Entries shown
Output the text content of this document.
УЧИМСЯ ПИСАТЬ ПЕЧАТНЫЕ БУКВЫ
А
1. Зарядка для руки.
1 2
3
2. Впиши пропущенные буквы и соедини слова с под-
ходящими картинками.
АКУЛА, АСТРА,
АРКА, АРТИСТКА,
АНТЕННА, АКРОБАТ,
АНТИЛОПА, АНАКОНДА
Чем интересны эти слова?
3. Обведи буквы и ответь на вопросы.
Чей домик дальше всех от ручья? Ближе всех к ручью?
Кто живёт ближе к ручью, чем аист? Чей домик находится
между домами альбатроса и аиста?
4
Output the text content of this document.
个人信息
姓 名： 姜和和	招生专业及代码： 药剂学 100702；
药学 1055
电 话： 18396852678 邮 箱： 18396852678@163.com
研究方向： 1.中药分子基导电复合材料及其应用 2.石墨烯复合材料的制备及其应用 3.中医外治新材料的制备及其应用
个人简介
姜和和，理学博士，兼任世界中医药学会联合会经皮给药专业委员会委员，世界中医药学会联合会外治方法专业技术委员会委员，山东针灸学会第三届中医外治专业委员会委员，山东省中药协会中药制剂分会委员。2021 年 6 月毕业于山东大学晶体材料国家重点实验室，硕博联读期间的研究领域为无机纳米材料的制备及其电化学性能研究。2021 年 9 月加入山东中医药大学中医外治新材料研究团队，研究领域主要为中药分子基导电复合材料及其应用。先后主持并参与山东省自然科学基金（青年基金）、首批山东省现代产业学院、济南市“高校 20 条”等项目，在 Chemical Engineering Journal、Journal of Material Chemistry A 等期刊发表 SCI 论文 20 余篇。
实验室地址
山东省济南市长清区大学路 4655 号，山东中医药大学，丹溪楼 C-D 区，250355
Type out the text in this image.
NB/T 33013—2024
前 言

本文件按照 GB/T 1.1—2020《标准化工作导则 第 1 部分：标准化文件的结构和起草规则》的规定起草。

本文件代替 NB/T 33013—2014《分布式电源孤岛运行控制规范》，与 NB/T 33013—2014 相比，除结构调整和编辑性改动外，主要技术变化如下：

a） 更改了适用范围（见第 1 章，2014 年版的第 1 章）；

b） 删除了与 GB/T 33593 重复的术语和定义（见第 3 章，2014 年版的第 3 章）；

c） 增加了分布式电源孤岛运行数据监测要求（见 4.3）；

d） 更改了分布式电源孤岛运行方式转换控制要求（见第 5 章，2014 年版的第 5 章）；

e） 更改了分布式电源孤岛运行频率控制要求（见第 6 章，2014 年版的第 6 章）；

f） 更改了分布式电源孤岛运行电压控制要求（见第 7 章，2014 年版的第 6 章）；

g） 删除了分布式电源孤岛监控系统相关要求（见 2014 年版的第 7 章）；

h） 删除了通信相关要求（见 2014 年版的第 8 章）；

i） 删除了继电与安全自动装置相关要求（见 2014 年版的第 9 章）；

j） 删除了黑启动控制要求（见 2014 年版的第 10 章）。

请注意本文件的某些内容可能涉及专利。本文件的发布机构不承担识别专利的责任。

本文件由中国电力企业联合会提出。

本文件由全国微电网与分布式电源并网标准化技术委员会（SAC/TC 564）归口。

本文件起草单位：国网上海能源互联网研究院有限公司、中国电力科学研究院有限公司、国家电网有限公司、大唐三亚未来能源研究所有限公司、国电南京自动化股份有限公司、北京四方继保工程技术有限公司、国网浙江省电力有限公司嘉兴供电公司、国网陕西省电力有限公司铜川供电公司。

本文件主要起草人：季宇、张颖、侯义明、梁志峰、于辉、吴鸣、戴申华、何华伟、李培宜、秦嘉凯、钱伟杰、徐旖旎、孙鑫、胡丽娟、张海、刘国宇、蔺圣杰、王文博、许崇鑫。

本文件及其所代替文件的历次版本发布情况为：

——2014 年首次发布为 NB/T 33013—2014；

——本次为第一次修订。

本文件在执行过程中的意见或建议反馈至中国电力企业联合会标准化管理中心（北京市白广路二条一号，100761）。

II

Stated exercise
The records above should be repeated in full, exactly as given.

Full solution
Output the text content of this document.
УЧИМСЯ ПИСАТЬ ПЕЧАТНЫЕ БУКВЫ
А
1. Зарядка для руки.
1 2
3
2. Впиши пропущенные буквы и соедини слова с под-
ходящими картинками.
АКУЛА, АСТРА,
АРКА, АРТИСТКА,
АНТЕННА, АКРОБАТ,
АНТИЛОПА, АНАКОНДА
Чем интересны эти слова?
3. Обведи буквы и ответь на вопросы.
Чей домик дальше всех от ручья? Ближе всех к ручью?
Кто живёт ближе к ручью, чем аист? Чей домик находится
между домами альбатроса и аиста?
4
Output the text content of this document.
个人信息
姓 名： 姜和和	招生专业及代码： 药剂学 100702；
药学 1055
电 话： 18396852678 邮 箱： 18396852678@163.com
研究方向： 1.中药分子基导电复合材料及其应用 2.石墨烯复合材料的制备及其应用 3.中医外治新材料的制备及其应用
个人简介
姜和和，理学博士，兼任世界中医药学会联合会经皮给药专业委员会委员，世界中医药学会联合会外治方法专业技术委员会委员，山东针灸学会第三届中医外治专业委员会委员，山东省中药协会中药制剂分会委员。2021 年 6 月毕业于山东大学晶体材料国家重点实验室，硕博联读期间的研究领域为无机纳米材料的制备及其电化学性能研究。2021 年 9 月加入山东中医药大学中医外治新材料研究团队，研究领域主要为中药分子基导电复合材料及其应用。先后主持并参与山东省自然科学基金（青年基金）、首批山东省现代产业学院、济南市“高校 20 条”等项目，在 Chemical Engineering Journal、Journal of Material Chemistry A 等期刊发表 SCI 论文 20 余篇。
实验室地址
山东省济南市长清区大学路 4655 号，山东中医药大学，丹溪楼 C-D 区，250355
Type out the text in this image.
NB/T 33013—2024
前 言

本文件按照 GB/T 1.1—2020《标准化工作导则 第 1 部分：标准化文件的结构和起草规则》的规定起草。

本文件代替 NB/T 33013—2014《分布式电源孤岛运行控制规范》，与 NB/T 33013—2014 相比，除结构调整和编辑性改动外，主要技术变化如下：

a） 更改了适用范围（见第 1 章，2014 年版的第 1 章）；

b） 删除了与 GB/T 33593 重复的术语和定义（见第 3 章，2014 年版的第 3 章）；

c） 增加了分布式电源孤岛运行数据监测要求（见 4.3）；

d） 更改了分布式电源孤岛运行方式转换控制要求（见第 5 章，2014 年版的第 5 章）；

e） 更改了分布式电源孤岛运行频率控制要求（见第 6 章，2014 年版的第 6 章）；

f） 更改了分布式电源孤岛运行电压控制要求（见第 7 章，2014 年版的第 6 章）；

g） 删除了分布式电源孤岛监控系统相关要求（见 2014 年版的第 7 章）；

h） 删除了通信相关要求（见 2014 年版的第 8 章）；

i） 删除了继电与安全自动装置相关要求（见 2014 年版的第 9 章）；

j） 删除了黑启动控制要求（见 2014 年版的第 10 章）。

请注意本文件的某些内容可能涉及专利。本文件的发布机构不承担识别专利的责任。

本文件由中国电力企业联合会提出。

本文件由全国微电网与分布式电源并网标准化技术委员会（SAC/TC 564）归口。

本文件起草单位：国网上海能源互联网研究院有限公司、中国电力科学研究院有限公司、国家电网有限公司、大唐三亚未来能源研究所有限公司、国电南京自动化股份有限公司、北京四方继保工程技术有限公司、国网浙江省电力有限公司嘉兴供电公司、国网陕西省电力有限公司铜川供电公司。

本文件主要起草人：季宇、张颖、侯义明、梁志峰、于辉、吴鸣、戴申华、何华伟、李培宜、秦嘉凯、钱伟杰、徐旖旎、孙鑫、胡丽娟、张海、刘国宇、蔺圣杰、王文博、许崇鑫。

本文件及其所代替文件的历次版本发布情况为：

——2014 年首次发布为 NB/T 33013—2014；

——本次为第一次修订。

本文件在执行过程中的意见或建议反馈至中国电力企业联合会标准化管理中心（北京市白广路二条一号，100761）。

II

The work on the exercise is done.